MATERIAL —
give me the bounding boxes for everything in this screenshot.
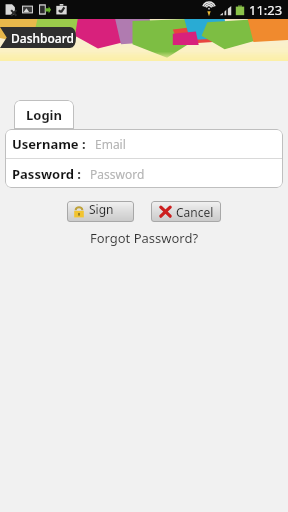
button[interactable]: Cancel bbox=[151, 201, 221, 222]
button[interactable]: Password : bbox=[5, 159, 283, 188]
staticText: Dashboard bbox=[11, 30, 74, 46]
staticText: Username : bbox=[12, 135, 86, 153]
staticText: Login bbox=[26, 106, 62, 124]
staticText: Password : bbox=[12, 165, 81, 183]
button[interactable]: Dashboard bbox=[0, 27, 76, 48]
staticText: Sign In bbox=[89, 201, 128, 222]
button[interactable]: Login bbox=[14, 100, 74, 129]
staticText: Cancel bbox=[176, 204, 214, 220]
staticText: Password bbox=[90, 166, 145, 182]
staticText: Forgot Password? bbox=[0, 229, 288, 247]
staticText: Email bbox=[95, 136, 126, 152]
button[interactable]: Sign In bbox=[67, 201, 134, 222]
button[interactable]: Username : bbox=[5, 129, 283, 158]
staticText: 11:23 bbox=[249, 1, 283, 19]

* * *

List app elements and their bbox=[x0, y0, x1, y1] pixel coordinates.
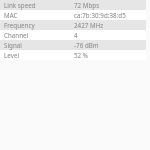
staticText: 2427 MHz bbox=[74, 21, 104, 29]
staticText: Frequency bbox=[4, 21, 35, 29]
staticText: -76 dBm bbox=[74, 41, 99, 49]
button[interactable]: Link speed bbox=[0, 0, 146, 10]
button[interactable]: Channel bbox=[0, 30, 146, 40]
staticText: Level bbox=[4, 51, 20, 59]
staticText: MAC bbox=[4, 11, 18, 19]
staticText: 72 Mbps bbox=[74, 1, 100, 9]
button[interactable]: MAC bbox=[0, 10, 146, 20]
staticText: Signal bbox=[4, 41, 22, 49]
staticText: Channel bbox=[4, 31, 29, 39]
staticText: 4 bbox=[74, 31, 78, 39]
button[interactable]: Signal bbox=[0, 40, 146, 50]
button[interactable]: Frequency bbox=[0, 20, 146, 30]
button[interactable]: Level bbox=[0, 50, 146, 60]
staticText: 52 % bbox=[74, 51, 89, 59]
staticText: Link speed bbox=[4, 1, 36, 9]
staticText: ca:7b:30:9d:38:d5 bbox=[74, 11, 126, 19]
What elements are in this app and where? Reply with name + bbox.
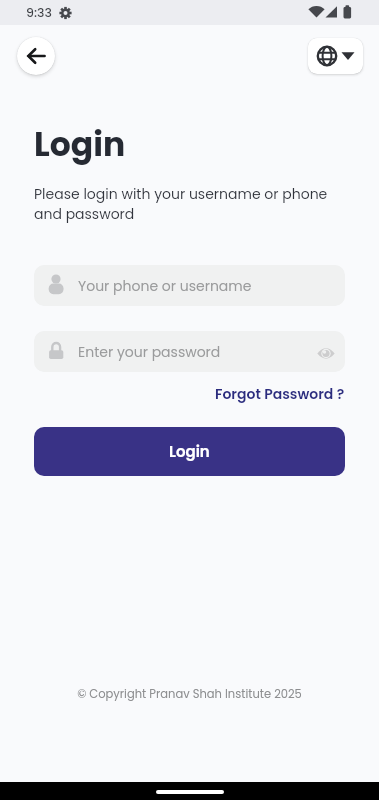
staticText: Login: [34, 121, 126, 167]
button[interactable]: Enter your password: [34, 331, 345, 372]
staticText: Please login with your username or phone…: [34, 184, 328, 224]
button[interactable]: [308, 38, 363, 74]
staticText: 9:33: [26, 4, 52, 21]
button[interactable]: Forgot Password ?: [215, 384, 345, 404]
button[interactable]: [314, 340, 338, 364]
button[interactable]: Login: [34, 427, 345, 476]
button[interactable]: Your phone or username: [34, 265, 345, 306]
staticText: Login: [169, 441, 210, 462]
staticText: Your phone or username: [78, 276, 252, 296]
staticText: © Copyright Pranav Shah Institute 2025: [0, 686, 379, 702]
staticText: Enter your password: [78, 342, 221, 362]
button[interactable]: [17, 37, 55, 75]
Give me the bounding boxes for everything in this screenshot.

EXERCISE DETAILS —
Collect every line in the items above that contains the word "Level".

CORRECT RESPONSE —
staticText: Level bbox=[4, 51, 20, 59]
button[interactable]: Level bbox=[0, 50, 146, 60]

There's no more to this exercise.